(Collected data entries)
<<<<
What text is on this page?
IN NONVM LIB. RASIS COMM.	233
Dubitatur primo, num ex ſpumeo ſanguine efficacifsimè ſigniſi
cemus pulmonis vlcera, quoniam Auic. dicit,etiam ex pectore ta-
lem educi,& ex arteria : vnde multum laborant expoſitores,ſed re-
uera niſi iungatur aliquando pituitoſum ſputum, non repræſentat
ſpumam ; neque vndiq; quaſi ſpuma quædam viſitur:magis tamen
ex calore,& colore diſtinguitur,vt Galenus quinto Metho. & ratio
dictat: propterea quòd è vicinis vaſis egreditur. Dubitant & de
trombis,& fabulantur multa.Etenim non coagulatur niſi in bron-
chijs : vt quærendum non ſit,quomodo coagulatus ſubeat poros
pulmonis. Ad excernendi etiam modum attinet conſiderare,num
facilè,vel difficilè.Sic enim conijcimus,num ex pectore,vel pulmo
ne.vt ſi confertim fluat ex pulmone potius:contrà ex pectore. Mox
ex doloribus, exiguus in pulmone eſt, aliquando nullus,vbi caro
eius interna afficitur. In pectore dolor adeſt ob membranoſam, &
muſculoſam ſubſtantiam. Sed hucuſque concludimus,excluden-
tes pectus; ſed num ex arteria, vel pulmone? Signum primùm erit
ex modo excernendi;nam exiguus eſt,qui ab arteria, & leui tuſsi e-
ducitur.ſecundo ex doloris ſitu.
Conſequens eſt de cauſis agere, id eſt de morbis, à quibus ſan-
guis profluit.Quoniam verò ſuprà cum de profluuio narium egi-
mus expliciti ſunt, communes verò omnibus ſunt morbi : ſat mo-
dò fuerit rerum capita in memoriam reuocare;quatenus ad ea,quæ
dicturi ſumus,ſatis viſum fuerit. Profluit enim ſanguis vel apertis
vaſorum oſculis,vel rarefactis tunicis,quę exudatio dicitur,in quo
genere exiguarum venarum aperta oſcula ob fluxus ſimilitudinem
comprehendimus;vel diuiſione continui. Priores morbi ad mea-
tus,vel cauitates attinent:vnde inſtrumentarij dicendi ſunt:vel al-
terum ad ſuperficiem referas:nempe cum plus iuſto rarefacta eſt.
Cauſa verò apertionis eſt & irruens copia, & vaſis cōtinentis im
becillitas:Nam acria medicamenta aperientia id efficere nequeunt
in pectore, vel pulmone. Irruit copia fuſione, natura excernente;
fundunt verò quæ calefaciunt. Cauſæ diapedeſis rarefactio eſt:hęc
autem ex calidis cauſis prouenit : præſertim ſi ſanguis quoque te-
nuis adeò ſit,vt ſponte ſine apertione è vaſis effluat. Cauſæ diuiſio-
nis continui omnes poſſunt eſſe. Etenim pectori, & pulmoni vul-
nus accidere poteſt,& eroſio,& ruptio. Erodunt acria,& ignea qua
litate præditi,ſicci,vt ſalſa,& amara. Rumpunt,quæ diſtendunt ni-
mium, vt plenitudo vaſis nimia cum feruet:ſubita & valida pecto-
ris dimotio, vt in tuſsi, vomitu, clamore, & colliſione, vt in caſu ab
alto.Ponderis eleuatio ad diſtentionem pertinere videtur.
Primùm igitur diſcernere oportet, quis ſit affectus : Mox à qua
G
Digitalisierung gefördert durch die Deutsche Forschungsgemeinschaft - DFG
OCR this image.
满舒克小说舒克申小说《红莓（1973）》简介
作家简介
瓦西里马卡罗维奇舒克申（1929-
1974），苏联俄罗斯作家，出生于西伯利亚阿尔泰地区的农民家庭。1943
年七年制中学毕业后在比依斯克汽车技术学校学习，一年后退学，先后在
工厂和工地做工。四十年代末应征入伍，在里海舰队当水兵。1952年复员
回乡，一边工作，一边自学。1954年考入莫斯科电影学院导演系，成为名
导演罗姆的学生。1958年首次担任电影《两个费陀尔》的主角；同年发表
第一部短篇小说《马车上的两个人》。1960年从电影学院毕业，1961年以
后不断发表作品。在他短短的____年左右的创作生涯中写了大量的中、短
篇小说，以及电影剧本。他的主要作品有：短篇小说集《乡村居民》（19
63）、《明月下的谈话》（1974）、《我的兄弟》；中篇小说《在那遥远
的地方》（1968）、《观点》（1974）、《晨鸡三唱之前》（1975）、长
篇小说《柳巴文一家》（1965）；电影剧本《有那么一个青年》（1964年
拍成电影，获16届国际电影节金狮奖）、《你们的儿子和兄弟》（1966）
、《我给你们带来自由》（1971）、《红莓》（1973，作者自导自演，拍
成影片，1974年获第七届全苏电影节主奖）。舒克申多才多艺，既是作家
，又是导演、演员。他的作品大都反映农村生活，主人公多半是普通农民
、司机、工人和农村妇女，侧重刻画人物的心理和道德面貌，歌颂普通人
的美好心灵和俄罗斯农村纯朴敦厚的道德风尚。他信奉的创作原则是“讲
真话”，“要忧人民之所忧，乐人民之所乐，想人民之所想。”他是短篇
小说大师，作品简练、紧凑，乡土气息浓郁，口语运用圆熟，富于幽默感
>>>>
> _Requirements_:
Each record above must be given again exactly.

> _Exercise result_:
What text is on this page?
IN NONVM LIB. RASIS COMM.	233
Dubitatur primo, num ex ſpumeo ſanguine efficacifsimè ſigniſi
cemus pulmonis vlcera, quoniam Auic. dicit,etiam ex pectore ta-
lem educi,& ex arteria : vnde multum laborant expoſitores,ſed re-
uera niſi iungatur aliquando pituitoſum ſputum, non repræſentat
ſpumam ; neque vndiq; quaſi ſpuma quædam viſitur:magis tamen
ex calore,& colore diſtinguitur,vt Galenus quinto Metho. & ratio
dictat: propterea quòd è vicinis vaſis egreditur. Dubitant & de
trombis,& fabulantur multa.Etenim non coagulatur niſi in bron-
chijs : vt quærendum non ſit,quomodo coagulatus ſubeat poros
pulmonis. Ad excernendi etiam modum attinet conſiderare,num
facilè,vel difficilè.Sic enim conijcimus,num ex pectore,vel pulmo
ne.vt ſi confertim fluat ex pulmone potius:contrà ex pectore. Mox
ex doloribus, exiguus in pulmone eſt, aliquando nullus,vbi caro
eius interna afficitur. In pectore dolor adeſt ob membranoſam, &
muſculoſam ſubſtantiam. Sed hucuſque concludimus,excluden-
tes pectus; ſed num ex arteria, vel pulmone? Signum primùm erit
ex modo excernendi;nam exiguus eſt,qui ab arteria, & leui tuſsi e-
ducitur.ſecundo ex doloris ſitu.
Conſequens eſt de cauſis agere, id eſt de morbis, à quibus ſan-
guis profluit.Quoniam verò ſuprà cum de profluuio narium egi-
mus expliciti ſunt, communes verò omnibus ſunt morbi : ſat mo-
dò fuerit rerum capita in memoriam reuocare;quatenus ad ea,quæ
dicturi ſumus,ſatis viſum fuerit. Profluit enim ſanguis vel apertis
vaſorum oſculis,vel rarefactis tunicis,quę exudatio dicitur,in quo
genere exiguarum venarum aperta oſcula ob fluxus ſimilitudinem
comprehendimus;vel diuiſione continui. Priores morbi ad mea-
tus,vel cauitates attinent:vnde inſtrumentarij dicendi ſunt:vel al-
terum ad ſuperficiem referas:nempe cum plus iuſto rarefacta eſt.
Cauſa verò apertionis eſt & irruens copia, & vaſis cōtinentis im
becillitas:Nam acria medicamenta aperientia id efficere nequeunt
in pectore, vel pulmone. Irruit copia fuſione, natura excernente;
fundunt verò quæ calefaciunt. Cauſæ diapedeſis rarefactio eſt:hęc
autem ex calidis cauſis prouenit : præſertim ſi ſanguis quoque te-
nuis adeò ſit,vt ſponte ſine apertione è vaſis effluat. Cauſæ diuiſio-
nis continui omnes poſſunt eſſe. Etenim pectori, & pulmoni vul-
nus accidere poteſt,& eroſio,& ruptio. Erodunt acria,& ignea qua
litate præditi,ſicci,vt ſalſa,& amara. Rumpunt,quæ diſtendunt ni-
mium, vt plenitudo vaſis nimia cum feruet:ſubita & valida pecto-
ris dimotio, vt in tuſsi, vomitu, clamore, & colliſione, vt in caſu ab
alto.Ponderis eleuatio ad diſtentionem pertinere videtur.
Primùm igitur diſcernere oportet, quis ſit affectus : Mox à qua
G
Digitalisierung gefördert durch die Deutsche Forschungsgemeinschaft - DFG
OCR this image.
满舒克小说舒克申小说《红莓（1973）》简介
作家简介
瓦西里马卡罗维奇舒克申（1929-
1974），苏联俄罗斯作家，出生于西伯利亚阿尔泰地区的农民家庭。1943
年七年制中学毕业后在比依斯克汽车技术学校学习，一年后退学，先后在
工厂和工地做工。四十年代末应征入伍，在里海舰队当水兵。1952年复员
回乡，一边工作，一边自学。1954年考入莫斯科电影学院导演系，成为名
导演罗姆的学生。1958年首次担任电影《两个费陀尔》的主角；同年发表
第一部短篇小说《马车上的两个人》。1960年从电影学院毕业，1961年以
后不断发表作品。在他短短的____年左右的创作生涯中写了大量的中、短
篇小说，以及电影剧本。他的主要作品有：短篇小说集《乡村居民》（19
63）、《明月下的谈话》（1974）、《我的兄弟》；中篇小说《在那遥远
的地方》（1968）、《观点》（1974）、《晨鸡三唱之前》（1975）、长
篇小说《柳巴文一家》（1965）；电影剧本《有那么一个青年》（1964年
拍成电影，获16届国际电影节金狮奖）、《你们的儿子和兄弟》（1966）
、《我给你们带来自由》（1971）、《红莓》（1973，作者自导自演，拍
成影片，1974年获第七届全苏电影节主奖）。舒克申多才多艺，既是作家
，又是导演、演员。他的作品大都反映农村生活，主人公多半是普通农民
、司机、工人和农村妇女，侧重刻画人物的心理和道德面貌，歌颂普通人
的美好心灵和俄罗斯农村纯朴敦厚的道德风尚。他信奉的创作原则是“讲
真话”，“要忧人民之所忧，乐人民之所乐，想人民之所想。”他是短篇
小说大师，作品简练、紧凑，乡土气息浓郁，口语运用圆熟，富于幽默感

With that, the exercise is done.